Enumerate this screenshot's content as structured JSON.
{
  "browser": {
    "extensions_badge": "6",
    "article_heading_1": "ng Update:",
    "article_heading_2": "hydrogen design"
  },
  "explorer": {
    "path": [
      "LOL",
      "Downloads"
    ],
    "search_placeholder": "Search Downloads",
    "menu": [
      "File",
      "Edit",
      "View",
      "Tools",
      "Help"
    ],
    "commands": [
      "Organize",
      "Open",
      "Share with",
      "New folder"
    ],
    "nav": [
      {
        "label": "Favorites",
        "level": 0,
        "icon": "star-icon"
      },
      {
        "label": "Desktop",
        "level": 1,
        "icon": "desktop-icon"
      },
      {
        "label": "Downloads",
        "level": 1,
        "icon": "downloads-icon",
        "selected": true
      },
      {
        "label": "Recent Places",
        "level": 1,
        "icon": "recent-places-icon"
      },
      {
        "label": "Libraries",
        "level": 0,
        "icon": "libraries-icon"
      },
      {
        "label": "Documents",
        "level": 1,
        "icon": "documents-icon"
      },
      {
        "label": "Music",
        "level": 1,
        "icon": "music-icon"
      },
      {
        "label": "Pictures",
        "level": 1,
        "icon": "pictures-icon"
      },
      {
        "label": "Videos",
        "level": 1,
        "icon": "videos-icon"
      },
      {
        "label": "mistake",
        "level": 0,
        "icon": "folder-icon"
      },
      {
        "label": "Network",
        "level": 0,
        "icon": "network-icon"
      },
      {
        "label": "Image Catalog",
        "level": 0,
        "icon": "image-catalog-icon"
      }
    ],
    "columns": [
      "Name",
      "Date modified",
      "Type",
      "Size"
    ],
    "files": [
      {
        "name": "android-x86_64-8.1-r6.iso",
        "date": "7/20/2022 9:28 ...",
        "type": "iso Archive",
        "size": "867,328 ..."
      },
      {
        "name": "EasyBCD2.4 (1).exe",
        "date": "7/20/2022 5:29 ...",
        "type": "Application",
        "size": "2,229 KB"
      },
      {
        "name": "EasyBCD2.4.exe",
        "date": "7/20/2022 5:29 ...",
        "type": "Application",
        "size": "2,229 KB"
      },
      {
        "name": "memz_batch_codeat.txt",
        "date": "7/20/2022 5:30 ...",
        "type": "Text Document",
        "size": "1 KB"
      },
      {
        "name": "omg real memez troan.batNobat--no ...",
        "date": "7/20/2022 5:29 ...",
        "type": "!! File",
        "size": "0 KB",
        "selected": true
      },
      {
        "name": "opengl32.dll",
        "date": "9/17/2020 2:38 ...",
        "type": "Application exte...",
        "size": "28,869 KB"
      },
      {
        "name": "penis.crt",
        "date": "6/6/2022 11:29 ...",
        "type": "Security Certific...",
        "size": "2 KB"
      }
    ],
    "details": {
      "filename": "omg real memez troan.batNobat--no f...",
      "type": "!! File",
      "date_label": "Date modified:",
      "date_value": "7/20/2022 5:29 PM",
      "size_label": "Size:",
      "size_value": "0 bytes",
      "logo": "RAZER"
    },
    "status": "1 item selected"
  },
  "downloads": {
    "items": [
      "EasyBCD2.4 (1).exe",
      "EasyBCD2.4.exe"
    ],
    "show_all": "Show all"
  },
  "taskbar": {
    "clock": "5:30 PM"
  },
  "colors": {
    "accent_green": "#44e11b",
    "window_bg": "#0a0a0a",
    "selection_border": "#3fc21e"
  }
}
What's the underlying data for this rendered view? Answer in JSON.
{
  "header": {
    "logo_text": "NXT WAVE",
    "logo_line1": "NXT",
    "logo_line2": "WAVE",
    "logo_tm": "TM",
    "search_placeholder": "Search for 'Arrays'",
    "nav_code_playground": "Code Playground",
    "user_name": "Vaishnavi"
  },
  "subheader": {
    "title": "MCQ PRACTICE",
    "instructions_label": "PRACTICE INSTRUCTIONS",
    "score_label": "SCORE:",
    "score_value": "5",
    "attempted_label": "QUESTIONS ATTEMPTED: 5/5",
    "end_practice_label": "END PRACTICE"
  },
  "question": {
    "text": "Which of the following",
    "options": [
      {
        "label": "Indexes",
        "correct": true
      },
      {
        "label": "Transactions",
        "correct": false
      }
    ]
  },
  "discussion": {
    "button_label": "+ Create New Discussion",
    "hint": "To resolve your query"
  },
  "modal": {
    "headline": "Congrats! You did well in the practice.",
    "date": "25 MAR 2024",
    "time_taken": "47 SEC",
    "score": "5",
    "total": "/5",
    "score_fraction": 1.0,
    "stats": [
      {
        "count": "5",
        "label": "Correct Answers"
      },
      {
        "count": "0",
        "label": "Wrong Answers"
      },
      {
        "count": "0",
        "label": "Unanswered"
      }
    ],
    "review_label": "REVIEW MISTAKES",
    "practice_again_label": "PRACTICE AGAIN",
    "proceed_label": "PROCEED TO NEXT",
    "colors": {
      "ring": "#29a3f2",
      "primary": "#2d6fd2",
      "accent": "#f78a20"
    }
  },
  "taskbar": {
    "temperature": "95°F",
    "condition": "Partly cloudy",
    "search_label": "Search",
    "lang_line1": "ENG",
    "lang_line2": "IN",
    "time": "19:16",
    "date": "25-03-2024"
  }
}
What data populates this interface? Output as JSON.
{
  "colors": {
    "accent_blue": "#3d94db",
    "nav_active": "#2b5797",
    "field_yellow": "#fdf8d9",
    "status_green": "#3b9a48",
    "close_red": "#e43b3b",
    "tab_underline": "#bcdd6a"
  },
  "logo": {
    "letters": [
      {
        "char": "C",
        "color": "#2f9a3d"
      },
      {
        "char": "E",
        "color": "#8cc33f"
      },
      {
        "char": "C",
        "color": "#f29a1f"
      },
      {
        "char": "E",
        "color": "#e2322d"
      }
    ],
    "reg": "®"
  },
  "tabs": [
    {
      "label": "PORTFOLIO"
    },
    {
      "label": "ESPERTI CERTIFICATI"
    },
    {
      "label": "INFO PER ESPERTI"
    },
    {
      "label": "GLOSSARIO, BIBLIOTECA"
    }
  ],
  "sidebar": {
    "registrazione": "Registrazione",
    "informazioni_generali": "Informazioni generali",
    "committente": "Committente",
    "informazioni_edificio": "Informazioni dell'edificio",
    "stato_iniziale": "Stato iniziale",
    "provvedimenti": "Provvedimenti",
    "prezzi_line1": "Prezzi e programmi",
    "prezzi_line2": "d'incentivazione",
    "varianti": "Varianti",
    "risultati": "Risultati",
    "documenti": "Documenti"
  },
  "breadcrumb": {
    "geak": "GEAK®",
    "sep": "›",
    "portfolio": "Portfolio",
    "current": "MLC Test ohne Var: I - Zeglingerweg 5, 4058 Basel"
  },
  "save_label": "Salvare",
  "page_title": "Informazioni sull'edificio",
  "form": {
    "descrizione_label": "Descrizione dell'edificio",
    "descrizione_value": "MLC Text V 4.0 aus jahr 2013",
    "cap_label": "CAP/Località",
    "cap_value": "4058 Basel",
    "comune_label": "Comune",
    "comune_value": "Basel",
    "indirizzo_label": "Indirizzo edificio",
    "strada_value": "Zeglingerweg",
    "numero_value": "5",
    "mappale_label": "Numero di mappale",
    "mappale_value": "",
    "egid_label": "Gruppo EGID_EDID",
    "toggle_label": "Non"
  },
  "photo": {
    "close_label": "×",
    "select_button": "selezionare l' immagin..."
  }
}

_ _ _ _ _

#### EXERCISE REQUIREMENTS
The records above must be output exactly, in full.

#### FINAL RESULT
Enumerate this screenshot's content as structured JSON.
{
  "browser": {
    "extensions_badge": "6",
    "article_heading_1": "ng Update:",
    "article_heading_2": "hydrogen design"
  },
  "explorer": {
    "path": [
      "LOL",
      "Downloads"
    ],
    "search_placeholder": "Search Downloads",
    "menu": [
      "File",
      "Edit",
      "View",
      "Tools",
      "Help"
    ],
    "commands": [
      "Organize",
      "Open",
      "Share with",
      "New folder"
    ],
    "nav": [
      {
        "label": "Favorites",
        "level": 0,
        "icon": "star-icon"
      },
      {
        "label": "Desktop",
        "level": 1,
        "icon": "desktop-icon"
      },
      {
        "label": "Downloads",
        "level": 1,
        "icon": "downloads-icon",
        "selected": true
      },
      {
        "label": "Recent Places",
        "level": 1,
        "icon": "recent-places-icon"
      },
      {
        "label": "Libraries",
        "level": 0,
        "icon": "libraries-icon"
      },
      {
        "label": "Documents",
        "level": 1,
        "icon": "documents-icon"
      },
      {
        "label": "Music",
        "level": 1,
        "icon": "music-icon"
      },
      {
        "label": "Pictures",
        "level": 1,
        "icon": "pictures-icon"
      },
      {
        "label": "Videos",
        "level": 1,
        "icon": "videos-icon"
      },
      {
        "label": "mistake",
        "level": 0,
        "icon": "folder-icon"
      },
      {
        "label": "Network",
        "level": 0,
        "icon": "network-icon"
      },
      {
        "label": "Image Catalog",
        "level": 0,
        "icon": "image-catalog-icon"
      }
    ],
    "columns": [
      "Name",
      "Date modified",
      "Type",
      "Size"
    ],
    "files": [
      {
        "name": "android-x86_64-8.1-r6.iso",
        "date": "7/20/2022 9:28 ...",
        "type": "iso Archive",
        "size": "867,328 ..."
      },
      {
        "name": "EasyBCD2.4 (1).exe",
        "date": "7/20/2022 5:29 ...",
        "type": "Application",
        "size": "2,229 KB"
      },
      {
        "name": "EasyBCD2.4.exe",
        "date": "7/20/2022 5:29 ...",
        "type": "Application",
        "size": "2,229 KB"
      },
      {
        "name": "memz_batch_codeat.txt",
        "date": "7/20/2022 5:30 ...",
        "type": "Text Document",
        "size": "1 KB"
      },
      {
        "name": "omg real memez troan.batNobat--no ...",
        "date": "7/20/2022 5:29 ...",
        "type": "!! File",
        "size": "0 KB",
        "selected": true
      },
      {
        "name": "opengl32.dll",
        "date": "9/17/2020 2:38 ...",
        "type": "Application exte...",
        "size": "28,869 KB"
      },
      {
        "name": "penis.crt",
        "date": "6/6/2022 11:29 ...",
        "type": "Security Certific...",
        "size": "2 KB"
      }
    ],
    "details": {
      "filename": "omg real memez troan.batNobat--no f...",
      "type": "!! File",
      "date_label": "Date modified:",
      "date_value": "7/20/2022 5:29 PM",
      "size_label": "Size:",
      "size_value": "0 bytes",
      "logo": "RAZER"
    },
    "status": "1 item selected"
  },
  "downloads": {
    "items": [
      "EasyBCD2.4 (1).exe",
      "EasyBCD2.4.exe"
    ],
    "show_all": "Show all"
  },
  "taskbar": {
    "clock": "5:30 PM"
  },
  "colors": {
    "accent_green": "#44e11b",
    "window_bg": "#0a0a0a",
    "selection_border": "#3fc21e"
  }
}
What's the underlying data for this rendered view? Answer in JSON.
{
  "header": {
    "logo_text": "NXT WAVE",
    "logo_line1": "NXT",
    "logo_line2": "WAVE",
    "logo_tm": "TM",
    "search_placeholder": "Search for 'Arrays'",
    "nav_code_playground": "Code Playground",
    "user_name": "Vaishnavi"
  },
  "subheader": {
    "title": "MCQ PRACTICE",
    "instructions_label": "PRACTICE INSTRUCTIONS",
    "score_label": "SCORE:",
    "score_value": "5",
    "attempted_label": "QUESTIONS ATTEMPTED: 5/5",
    "end_practice_label": "END PRACTICE"
  },
  "question": {
    "text": "Which of the following",
    "options": [
      {
        "label": "Indexes",
        "correct": true
      },
      {
        "label": "Transactions",
        "correct": false
      }
    ]
  },
  "discussion": {
    "button_label": "+ Create New Discussion",
    "hint": "To resolve your query"
  },
  "modal": {
    "headline": "Congrats! You did well in the practice.",
    "date": "25 MAR 2024",
    "time_taken": "47 SEC",
    "score": "5",
    "total": "/5",
    "score_fraction": 1.0,
    "stats": [
      {
        "count": "5",
        "label": "Correct Answers"
      },
      {
        "count": "0",
        "label": "Wrong Answers"
      },
      {
        "count": "0",
        "label": "Unanswered"
      }
    ],
    "review_label": "REVIEW MISTAKES",
    "practice_again_label": "PRACTICE AGAIN",
    "proceed_label": "PROCEED TO NEXT",
    "colors": {
      "ring": "#29a3f2",
      "primary": "#2d6fd2",
      "accent": "#f78a20"
    }
  },
  "taskbar": {
    "temperature": "95°F",
    "condition": "Partly cloudy",
    "search_label": "Search",
    "lang_line1": "ENG",
    "lang_line2": "IN",
    "time": "19:16",
    "date": "25-03-2024"
  }
}
What data populates this interface? Output as JSON.
{
  "colors": {
    "accent_blue": "#3d94db",
    "nav_active": "#2b5797",
    "field_yellow": "#fdf8d9",
    "status_green": "#3b9a48",
    "close_red": "#e43b3b",
    "tab_underline": "#bcdd6a"
  },
  "logo": {
    "letters": [
      {
        "char": "C",
        "color": "#2f9a3d"
      },
      {
        "char": "E",
        "color": "#8cc33f"
      },
      {
        "char": "C",
        "color": "#f29a1f"
      },
      {
        "char": "E",
        "color": "#e2322d"
      }
    ],
    "reg": "®"
  },
  "tabs": [
    {
      "label": "PORTFOLIO"
    },
    {
      "label": "ESPERTI CERTIFICATI"
    },
    {
      "label": "INFO PER ESPERTI"
    },
    {
      "label": "GLOSSARIO, BIBLIOTECA"
    }
  ],
  "sidebar": {
    "registrazione": "Registrazione",
    "informazioni_generali": "Informazioni generali",
    "committente": "Committente",
    "informazioni_edificio": "Informazioni dell'edificio",
    "stato_iniziale": "Stato iniziale",
    "provvedimenti": "Provvedimenti",
    "prezzi_line1": "Prezzi e programmi",
    "prezzi_line2": "d'incentivazione",
    "varianti": "Varianti",
    "risultati": "Risultati",
    "documenti": "Documenti"
  },
  "breadcrumb": {
    "geak": "GEAK®",
    "sep": "›",
    "portfolio": "Portfolio",
    "current": "MLC Test ohne Var: I - Zeglingerweg 5, 4058 Basel"
  },
  "save_label": "Salvare",
  "page_title": "Informazioni sull'edificio",
  "form": {
    "descrizione_label": "Descrizione dell'edificio",
    "descrizione_value": "MLC Text V 4.0 aus jahr 2013",
    "cap_label": "CAP/Località",
    "cap_value": "4058 Basel",
    "comune_label": "Comune",
    "comune_value": "Basel",
    "indirizzo_label": "Indirizzo edificio",
    "strada_value": "Zeglingerweg",
    "numero_value": "5",
    "mappale_label": "Numero di mappale",
    "mappale_value": "",
    "egid_label": "Gruppo EGID_EDID",
    "toggle_label": "Non"
  },
  "photo": {
    "close_label": "×",
    "select_button": "selezionare l' immagin..."
  }
}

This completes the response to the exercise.